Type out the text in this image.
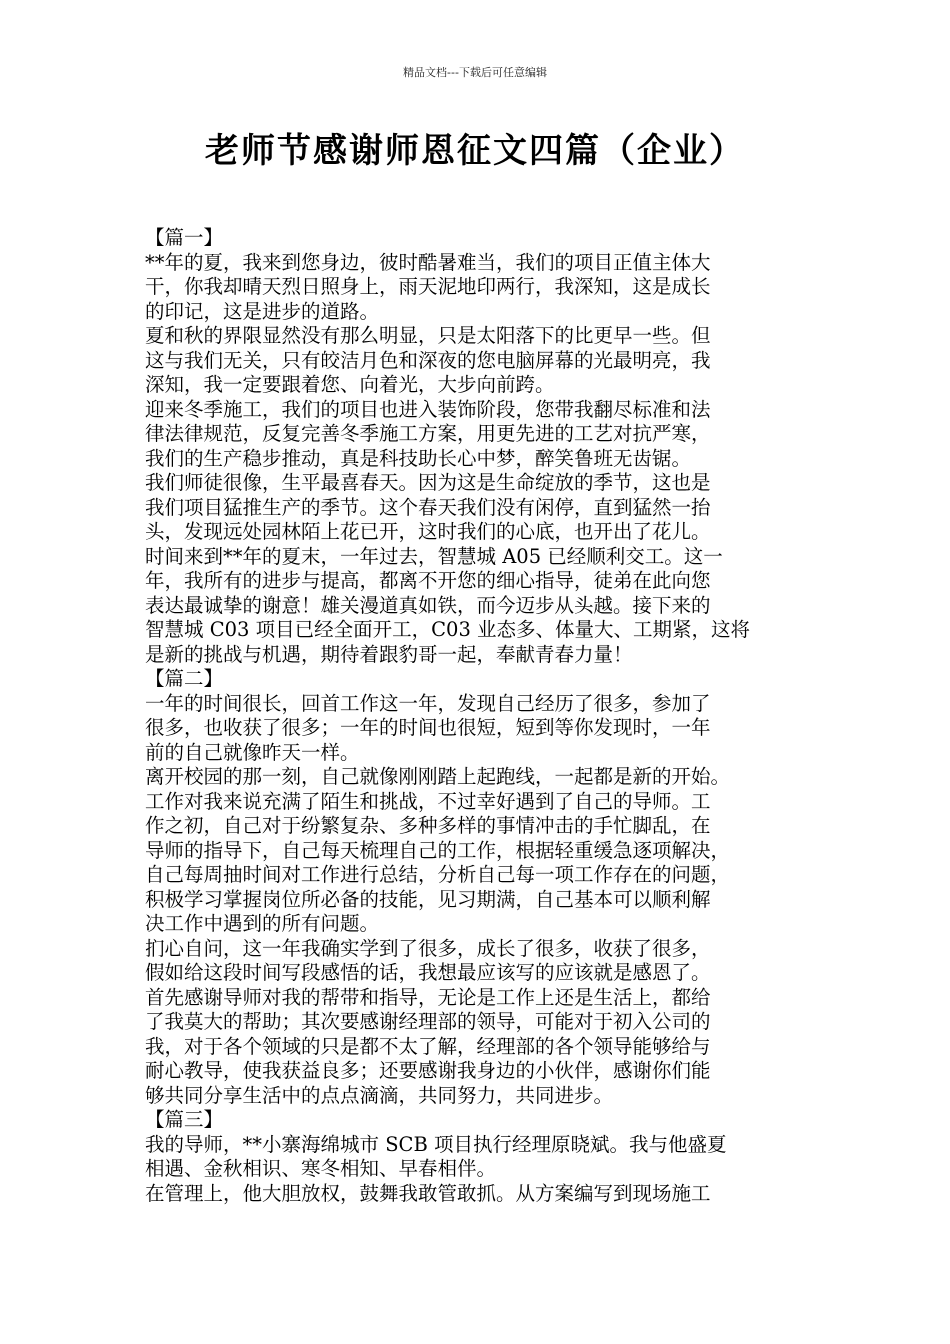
精品文档---下载后可任意编辑
老师节感谢师恩征文四篇（企业）
【篇一】
**年的夏，我来到您身边，彼时酷暑难当，我们的项目正值主体大
干，你我却晴天烈日照身上，雨天泥地印两行，我深知，这是成长
的印记，这是进步的道路。
夏和秋的界限显然没有那么明显，只是太阳落下的比更早一些。但
这与我们无关，只有皎洁月色和深夜的您电脑屏幕的光最明亮，我
深知，我一定要跟着您、向着光，大步向前跨。
迎来冬季施工，我们的项目也进入装饰阶段，您带我翻尽标准和法
律法律规范，反复完善冬季施工方案，用更先进的工艺对抗严寒，
我们的生产稳步推动，真是科技助长心中梦，醉笑鲁班无齿锯。
我们师徒很像，生平最喜春天。因为这是生命绽放的季节，这也是
我们项目猛推生产的季节。这个春天我们没有闲停，直到猛然一抬
头，发现远处园林陌上花已开，这时我们的心底，也开出了花儿。
时间来到**年的夏末，一年过去，智慧城 A05 已经顺利交工。这一
年，我所有的进步与提高，都离不开您的细心指导，徒弟在此向您
表达最诚挚的谢意！雄关漫道真如铁，而今迈步从头越。接下来的
智慧城 C03 项目已经全面开工，C03 业态多、体量大、工期紧，这将
是新的挑战与机遇，期待着跟豹哥一起，奉献青春力量！
【篇二】
一年的时间很长，回首工作这一年，发现自己经历了很多，参加了
很多，也收获了很多；一年的时间也很短，短到等你发现时，一年
前的自己就像昨天一样。
离开校园的那一刻，自己就像刚刚踏上起跑线，一起都是新的开始。
工作对我来说充满了陌生和挑战，不过幸好遇到了自己的导师。工
作之初，自己对于纷繁复杂、多种多样的事情冲击的手忙脚乱，在
导师的指导下，自己每天梳理自己的工作，根据轻重缓急逐项解决，
自己每周抽时间对工作进行总结，分析自己每一项工作存在的问题，
积极学习掌握岗位所必备的技能，见习期满，自己基本可以顺利解
决工作中遇到的所有问题。
扪心自问，这一年我确实学到了很多，成长了很多，收获了很多，
假如给这段时间写段感悟的话，我想最应该写的应该就是感恩了。
首先感谢导师对我的帮带和指导，无论是工作上还是生活上，都给
了我莫大的帮助；其次要感谢经理部的领导，可能对于初入公司的
我，对于各个领域的只是都不太了解，经理部的各个领导能够给与
耐心教导，使我获益良多；还要感谢我身边的小伙伴，感谢你们能
够共同分享生活中的点点滴滴，共同努力，共同进步。
【篇三】
我的导师，**小寨海绵城市 SCB 项目执行经理原晓斌。我与他盛夏
相遇、金秋相识、寒冬相知、早春相伴。
在管理上，他大胆放权，鼓舞我敢管敢抓。从方案编写到现场施工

+ + + + +

Print every entry above again without changing a word, and omit the pictures.

* **Exercise result**
Type out the text in this image.
精品文档---下载后可任意编辑
老师节感谢师恩征文四篇（企业）
【篇一】
**年的夏，我来到您身边，彼时酷暑难当，我们的项目正值主体大
干，你我却晴天烈日照身上，雨天泥地印两行，我深知，这是成长
的印记，这是进步的道路。
夏和秋的界限显然没有那么明显，只是太阳落下的比更早一些。但
这与我们无关，只有皎洁月色和深夜的您电脑屏幕的光最明亮，我
深知，我一定要跟着您、向着光，大步向前跨。
迎来冬季施工，我们的项目也进入装饰阶段，您带我翻尽标准和法
律法律规范，反复完善冬季施工方案，用更先进的工艺对抗严寒，
我们的生产稳步推动，真是科技助长心中梦，醉笑鲁班无齿锯。
我们师徒很像，生平最喜春天。因为这是生命绽放的季节，这也是
我们项目猛推生产的季节。这个春天我们没有闲停，直到猛然一抬
头，发现远处园林陌上花已开，这时我们的心底，也开出了花儿。
时间来到**年的夏末，一年过去，智慧城 A05 已经顺利交工。这一
年，我所有的进步与提高，都离不开您的细心指导，徒弟在此向您
表达最诚挚的谢意！雄关漫道真如铁，而今迈步从头越。接下来的
智慧城 C03 项目已经全面开工，C03 业态多、体量大、工期紧，这将
是新的挑战与机遇，期待着跟豹哥一起，奉献青春力量！
【篇二】
一年的时间很长，回首工作这一年，发现自己经历了很多，参加了
很多，也收获了很多；一年的时间也很短，短到等你发现时，一年
前的自己就像昨天一样。
离开校园的那一刻，自己就像刚刚踏上起跑线，一起都是新的开始。
工作对我来说充满了陌生和挑战，不过幸好遇到了自己的导师。工
作之初，自己对于纷繁复杂、多种多样的事情冲击的手忙脚乱，在
导师的指导下，自己每天梳理自己的工作，根据轻重缓急逐项解决，
自己每周抽时间对工作进行总结，分析自己每一项工作存在的问题，
积极学习掌握岗位所必备的技能，见习期满，自己基本可以顺利解
决工作中遇到的所有问题。
扪心自问，这一年我确实学到了很多，成长了很多，收获了很多，
假如给这段时间写段感悟的话，我想最应该写的应该就是感恩了。
首先感谢导师对我的帮带和指导，无论是工作上还是生活上，都给
了我莫大的帮助；其次要感谢经理部的领导，可能对于初入公司的
我，对于各个领域的只是都不太了解，经理部的各个领导能够给与
耐心教导，使我获益良多；还要感谢我身边的小伙伴，感谢你们能
够共同分享生活中的点点滴滴，共同努力，共同进步。
【篇三】
我的导师，**小寨海绵城市 SCB 项目执行经理原晓斌。我与他盛夏
相遇、金秋相识、寒冬相知、早春相伴。
在管理上，他大胆放权，鼓舞我敢管敢抓。从方案编写到现场施工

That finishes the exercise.